**Exercise**
From the records, pick out and copy each line containing "SANITARIA".

(Data entries for graphics)
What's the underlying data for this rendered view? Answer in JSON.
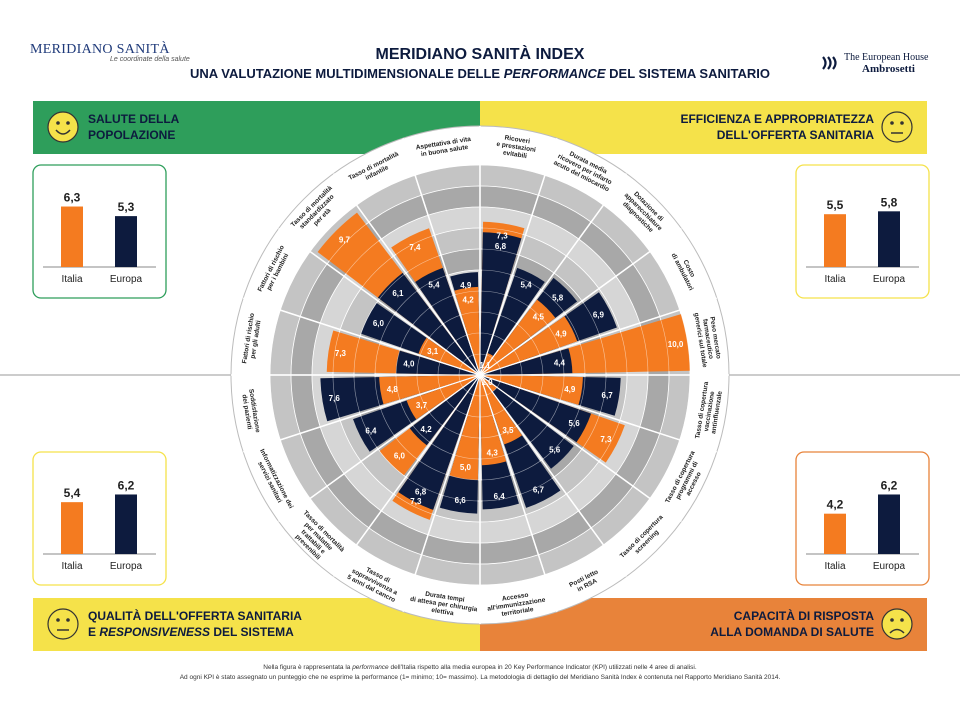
{
  "header": {
    "logo_left": "MERIDIANO SANITÀ",
    "logo_left_tagline": "Le coordinate della salute",
    "title": "MERIDIANO SANITÀ INDEX",
    "subtitle_pre": "UNA VALUTAZIONE MULTIDIMENSIONALE DELLE ",
    "subtitle_em": "PERFORMANCE",
    "subtitle_post": " DEL SISTEMA SANITARIO",
    "logo_right_line1": "The European House",
    "logo_right_line2": "Ambrosetti"
  },
  "quadrants": [
    {
      "id": "tl",
      "line1": "SALUTE DELLA",
      "line2": "POPOLAZIONE",
      "color": "#2e9e5b",
      "face": "happy",
      "italia": 6.3,
      "europa": 5.3
    },
    {
      "id": "tr",
      "line1": "EFFICIENZA E APPROPRIATEZZA",
      "line2": "DELL'OFFERTA SANITARIA",
      "color": "#f5e24a",
      "face": "neutral",
      "italia": 5.5,
      "europa": 5.8
    },
    {
      "id": "bl",
      "line1": "QUALITÀ DELL'OFFERTA SANITARIA",
      "line2_pre": "E ",
      "line2_em": "RESPONSIVENESS",
      "line2_post": " DEL SISTEMA",
      "color": "#f5e24a",
      "face": "neutral",
      "italia": 5.4,
      "europa": 6.2
    },
    {
      "id": "br",
      "line1": "CAPACITÀ DI RISPOSTA",
      "line2": "ALLA DOMANDA DI SALUTE",
      "color": "#e8833a",
      "face": "sad",
      "italia": 4.2,
      "europa": 6.2
    }
  ],
  "bar_labels": {
    "italia": "Italia",
    "europa": "Europa"
  },
  "colors": {
    "italia": "#f47b20",
    "europa": "#0d1b3e",
    "green": "#2e9e5b",
    "yellow": "#f5e24a",
    "orange": "#e8833a",
    "ring_light": "#d9d9d9",
    "ring_mid": "#bdbdbd",
    "ring_dark": "#a6a6a6"
  },
  "chart_data": {
    "type": "polar-area",
    "scale": [
      0,
      10
    ],
    "series": [
      {
        "name": "Italia"
      },
      {
        "name": "Europa"
      }
    ],
    "kpis": [
      {
        "label": [
          "Aspettativa di vita",
          "in buona salute"
        ],
        "italia": 4.2,
        "europa": 4.9
      },
      {
        "label": [
          "Tasso di mortalità",
          "infantile"
        ],
        "italia": 7.4,
        "europa": 5.4
      },
      {
        "label": [
          "Tasso di mortalità",
          "standardizzato",
          "per età"
        ],
        "italia": 9.7,
        "europa": 6.1
      },
      {
        "label": [
          "Fattori di rischio",
          "per i bambini"
        ],
        "italia": 3.1,
        "europa": 6.0
      },
      {
        "label": [
          "Fattori di rischio",
          "per gli adulti"
        ],
        "italia": 7.3,
        "europa": 4.0
      },
      {
        "label": [
          "Soddisfazione",
          "dei pazienti"
        ],
        "italia": 4.8,
        "europa": 7.6
      },
      {
        "label": [
          "Informatizzazione dei",
          "servizi sanitari"
        ],
        "italia": 3.7,
        "europa": 6.4
      },
      {
        "label": [
          "Tasso di mortalità",
          "per malattie",
          "trattabili e",
          "prevenibili"
        ],
        "italia": 6.0,
        "europa": 4.2
      },
      {
        "label": [
          "Tasso di",
          "sopravvivenza a",
          "5 anni dal cancro"
        ],
        "italia": 7.3,
        "europa": 6.8
      },
      {
        "label": [
          "Durata tempi",
          "di attesa per chirurgia",
          "elettiva"
        ],
        "italia": 5.0,
        "europa": 6.6
      },
      {
        "label": [
          "Accesso",
          "all'immunizzazione",
          "territoriale"
        ],
        "italia": 4.3,
        "europa": 6.4
      },
      {
        "label": [
          "Posti letto",
          "in RSA"
        ],
        "italia": 3.5,
        "europa": 6.7
      },
      {
        "label": [
          "Tasso di copertura",
          "screening"
        ],
        "italia": 1.0,
        "europa": 5.6
      },
      {
        "label": [
          "Tasso di copertura",
          "programmi di",
          "accesso"
        ],
        "italia": 7.3,
        "europa": 5.6
      },
      {
        "label": [
          "Tasso di copertura",
          "vaccinazione",
          "antinfluenzale"
        ],
        "italia": 4.9,
        "europa": 6.7
      },
      {
        "label": [
          "Peso mercato",
          "farmaceutico",
          "generici sul totale"
        ],
        "italia": 10.0,
        "europa": 4.4
      },
      {
        "label": [
          "Costo",
          "di ambulatori"
        ],
        "italia": 4.9,
        "europa": 6.9
      },
      {
        "label": [
          "Dotazione di",
          "apparecchiature",
          "diagnostiche"
        ],
        "italia": 4.5,
        "europa": 5.8
      },
      {
        "label": [
          "Durata media",
          "ricovero per infarto",
          "acuto del miocardio"
        ],
        "italia": 1.1,
        "europa": 5.4
      },
      {
        "label": [
          "Ricoveri",
          "e prestazioni",
          "evitabili"
        ],
        "italia": 7.3,
        "europa": 6.8
      }
    ]
  },
  "footnote_line1_pre": "Nella figura è rappresentata la ",
  "footnote_line1_em": "performance",
  "footnote_line1_post": " dell'Italia rispetto alla media europea in 20 Key Performance Indicator (KPI) utilizzati nelle 4 aree di analisi.",
  "footnote_line2": "Ad ogni KPI è stato assegnato un punteggio che ne esprime la performance (1= minimo; 10= massimo). La metodologia di dettaglio del Meridiano Sanità Index è contenuta nel Rapporto Meridiano Sanità 2014."
}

**Finished answer**
      "line2": "DELL'OFFERTA SANITARIA",
      "line1": "QUALITÀ DELL'OFFERTA SANITARIA",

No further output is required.